#### Task details:
From the records below, give the number of lines that contain the string "hvert", without any other text.

#### Material provided:
-- Start --
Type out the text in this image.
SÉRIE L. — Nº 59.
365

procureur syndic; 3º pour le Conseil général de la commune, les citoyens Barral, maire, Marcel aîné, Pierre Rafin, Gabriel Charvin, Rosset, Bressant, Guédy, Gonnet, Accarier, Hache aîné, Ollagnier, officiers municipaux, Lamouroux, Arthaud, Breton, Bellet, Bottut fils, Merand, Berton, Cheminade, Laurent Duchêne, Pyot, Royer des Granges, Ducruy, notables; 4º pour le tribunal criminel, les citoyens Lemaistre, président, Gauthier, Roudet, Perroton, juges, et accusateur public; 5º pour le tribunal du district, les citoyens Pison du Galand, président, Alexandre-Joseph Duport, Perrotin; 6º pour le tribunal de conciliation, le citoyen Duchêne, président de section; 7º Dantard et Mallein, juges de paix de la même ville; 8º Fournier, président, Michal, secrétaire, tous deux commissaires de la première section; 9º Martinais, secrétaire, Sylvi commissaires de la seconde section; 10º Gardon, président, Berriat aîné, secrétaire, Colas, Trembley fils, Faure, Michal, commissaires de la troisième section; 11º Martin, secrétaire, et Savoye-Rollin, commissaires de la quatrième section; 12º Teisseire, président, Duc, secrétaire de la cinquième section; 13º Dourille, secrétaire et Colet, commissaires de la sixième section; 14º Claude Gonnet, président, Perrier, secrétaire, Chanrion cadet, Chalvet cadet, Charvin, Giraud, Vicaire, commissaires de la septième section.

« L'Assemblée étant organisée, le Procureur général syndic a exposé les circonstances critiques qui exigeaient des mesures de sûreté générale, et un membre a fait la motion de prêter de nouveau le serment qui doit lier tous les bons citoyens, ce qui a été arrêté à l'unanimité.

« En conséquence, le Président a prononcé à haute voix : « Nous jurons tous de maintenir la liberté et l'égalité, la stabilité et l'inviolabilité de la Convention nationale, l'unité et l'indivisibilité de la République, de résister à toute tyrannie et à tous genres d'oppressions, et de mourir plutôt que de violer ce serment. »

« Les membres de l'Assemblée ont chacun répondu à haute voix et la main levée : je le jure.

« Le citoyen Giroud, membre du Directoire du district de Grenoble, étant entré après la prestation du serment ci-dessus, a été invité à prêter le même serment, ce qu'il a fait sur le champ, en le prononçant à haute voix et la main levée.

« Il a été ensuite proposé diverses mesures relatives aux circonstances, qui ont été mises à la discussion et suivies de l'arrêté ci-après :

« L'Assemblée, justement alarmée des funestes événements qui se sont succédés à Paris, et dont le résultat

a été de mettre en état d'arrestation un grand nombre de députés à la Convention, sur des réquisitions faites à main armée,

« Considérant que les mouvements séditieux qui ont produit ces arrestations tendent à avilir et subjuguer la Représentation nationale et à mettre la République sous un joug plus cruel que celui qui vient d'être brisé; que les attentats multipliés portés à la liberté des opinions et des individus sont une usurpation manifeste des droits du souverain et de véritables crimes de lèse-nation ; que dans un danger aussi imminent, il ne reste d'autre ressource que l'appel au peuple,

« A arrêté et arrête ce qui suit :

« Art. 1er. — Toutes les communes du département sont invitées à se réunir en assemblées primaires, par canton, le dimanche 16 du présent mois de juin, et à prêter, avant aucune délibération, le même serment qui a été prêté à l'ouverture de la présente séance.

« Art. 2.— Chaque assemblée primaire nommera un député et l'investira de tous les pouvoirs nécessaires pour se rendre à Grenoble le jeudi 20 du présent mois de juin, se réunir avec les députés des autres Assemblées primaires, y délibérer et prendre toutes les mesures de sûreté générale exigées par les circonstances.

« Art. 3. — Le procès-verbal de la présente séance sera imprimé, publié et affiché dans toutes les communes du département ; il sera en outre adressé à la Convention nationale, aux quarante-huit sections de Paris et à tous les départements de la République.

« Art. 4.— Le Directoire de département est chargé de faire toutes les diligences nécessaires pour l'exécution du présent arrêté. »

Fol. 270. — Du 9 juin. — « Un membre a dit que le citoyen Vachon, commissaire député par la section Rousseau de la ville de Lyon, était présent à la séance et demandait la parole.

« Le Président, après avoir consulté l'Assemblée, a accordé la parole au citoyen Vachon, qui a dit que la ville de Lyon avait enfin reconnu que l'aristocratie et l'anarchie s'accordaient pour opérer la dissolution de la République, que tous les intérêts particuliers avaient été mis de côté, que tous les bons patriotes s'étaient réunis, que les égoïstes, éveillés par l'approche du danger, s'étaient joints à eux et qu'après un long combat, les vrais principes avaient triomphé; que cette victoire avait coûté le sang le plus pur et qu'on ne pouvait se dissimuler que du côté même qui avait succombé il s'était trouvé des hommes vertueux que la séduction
-- End --
-- Start --
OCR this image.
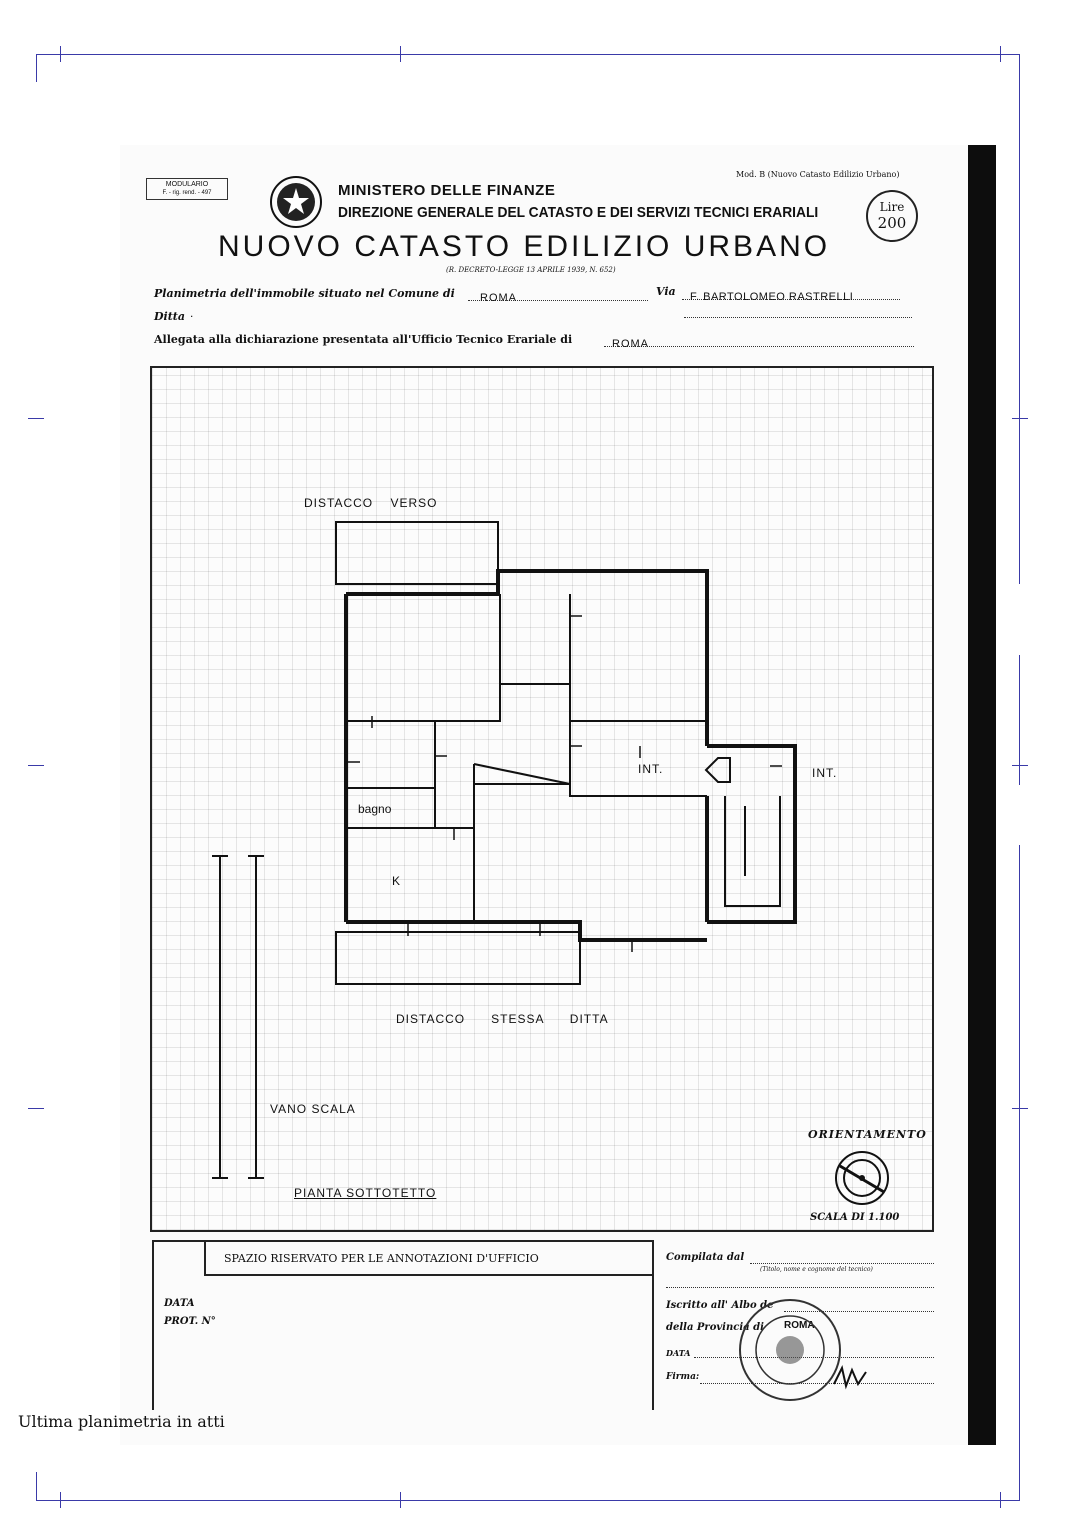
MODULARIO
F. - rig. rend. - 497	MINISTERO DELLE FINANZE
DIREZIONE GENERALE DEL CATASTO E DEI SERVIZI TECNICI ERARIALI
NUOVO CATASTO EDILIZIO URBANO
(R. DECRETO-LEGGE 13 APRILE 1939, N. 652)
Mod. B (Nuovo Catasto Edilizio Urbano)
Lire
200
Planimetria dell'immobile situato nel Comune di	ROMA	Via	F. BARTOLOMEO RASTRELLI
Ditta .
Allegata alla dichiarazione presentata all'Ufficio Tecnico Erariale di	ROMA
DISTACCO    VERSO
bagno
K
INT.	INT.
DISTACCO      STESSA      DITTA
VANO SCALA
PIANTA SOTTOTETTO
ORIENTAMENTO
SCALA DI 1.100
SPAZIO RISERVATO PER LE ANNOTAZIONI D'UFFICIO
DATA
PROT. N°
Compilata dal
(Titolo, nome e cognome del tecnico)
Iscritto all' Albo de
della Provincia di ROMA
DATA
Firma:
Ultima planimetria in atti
-- End --
-- Start --
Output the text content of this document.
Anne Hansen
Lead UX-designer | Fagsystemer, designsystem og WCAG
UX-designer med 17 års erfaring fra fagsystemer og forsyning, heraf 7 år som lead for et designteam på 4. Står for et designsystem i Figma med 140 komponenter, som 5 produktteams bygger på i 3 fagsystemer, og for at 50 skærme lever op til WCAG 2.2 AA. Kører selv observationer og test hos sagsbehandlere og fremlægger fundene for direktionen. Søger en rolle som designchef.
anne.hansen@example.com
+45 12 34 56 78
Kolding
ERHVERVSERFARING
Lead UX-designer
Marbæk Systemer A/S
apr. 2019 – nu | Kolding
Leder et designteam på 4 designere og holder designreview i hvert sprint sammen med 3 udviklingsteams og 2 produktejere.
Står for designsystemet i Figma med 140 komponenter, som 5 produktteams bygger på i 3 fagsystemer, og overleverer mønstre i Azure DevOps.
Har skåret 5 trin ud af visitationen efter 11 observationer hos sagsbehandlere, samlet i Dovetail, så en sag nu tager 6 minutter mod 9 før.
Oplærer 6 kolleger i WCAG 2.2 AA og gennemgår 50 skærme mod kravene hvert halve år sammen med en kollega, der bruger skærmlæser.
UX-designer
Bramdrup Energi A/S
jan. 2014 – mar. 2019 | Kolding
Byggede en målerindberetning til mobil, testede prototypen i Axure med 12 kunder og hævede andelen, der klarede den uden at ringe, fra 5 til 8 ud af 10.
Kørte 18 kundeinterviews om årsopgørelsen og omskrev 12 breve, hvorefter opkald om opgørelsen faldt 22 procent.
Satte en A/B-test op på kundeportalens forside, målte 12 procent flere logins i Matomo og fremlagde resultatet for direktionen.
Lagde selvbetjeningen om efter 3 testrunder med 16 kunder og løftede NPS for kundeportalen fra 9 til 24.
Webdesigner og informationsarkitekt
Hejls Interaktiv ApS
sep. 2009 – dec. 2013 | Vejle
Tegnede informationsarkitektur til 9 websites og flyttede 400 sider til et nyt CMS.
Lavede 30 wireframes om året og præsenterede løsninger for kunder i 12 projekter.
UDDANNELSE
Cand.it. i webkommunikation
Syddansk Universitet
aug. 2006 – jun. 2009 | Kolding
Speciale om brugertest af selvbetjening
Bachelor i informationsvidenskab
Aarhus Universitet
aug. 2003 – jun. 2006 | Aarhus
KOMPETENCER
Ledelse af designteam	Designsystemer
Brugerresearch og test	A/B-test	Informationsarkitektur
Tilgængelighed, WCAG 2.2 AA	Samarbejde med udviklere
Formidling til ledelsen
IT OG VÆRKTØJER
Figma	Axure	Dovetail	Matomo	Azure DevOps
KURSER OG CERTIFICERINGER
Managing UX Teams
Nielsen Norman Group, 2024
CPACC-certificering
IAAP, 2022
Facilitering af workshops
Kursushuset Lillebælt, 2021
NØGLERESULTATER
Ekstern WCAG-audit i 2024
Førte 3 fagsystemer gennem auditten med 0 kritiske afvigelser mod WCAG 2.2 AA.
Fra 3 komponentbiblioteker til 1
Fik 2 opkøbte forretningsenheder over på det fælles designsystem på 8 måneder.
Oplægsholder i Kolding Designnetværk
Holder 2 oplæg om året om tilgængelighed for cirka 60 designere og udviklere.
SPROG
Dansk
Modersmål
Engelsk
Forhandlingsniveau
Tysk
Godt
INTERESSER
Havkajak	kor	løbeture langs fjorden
-- End --
#### Solution for this exercise:
2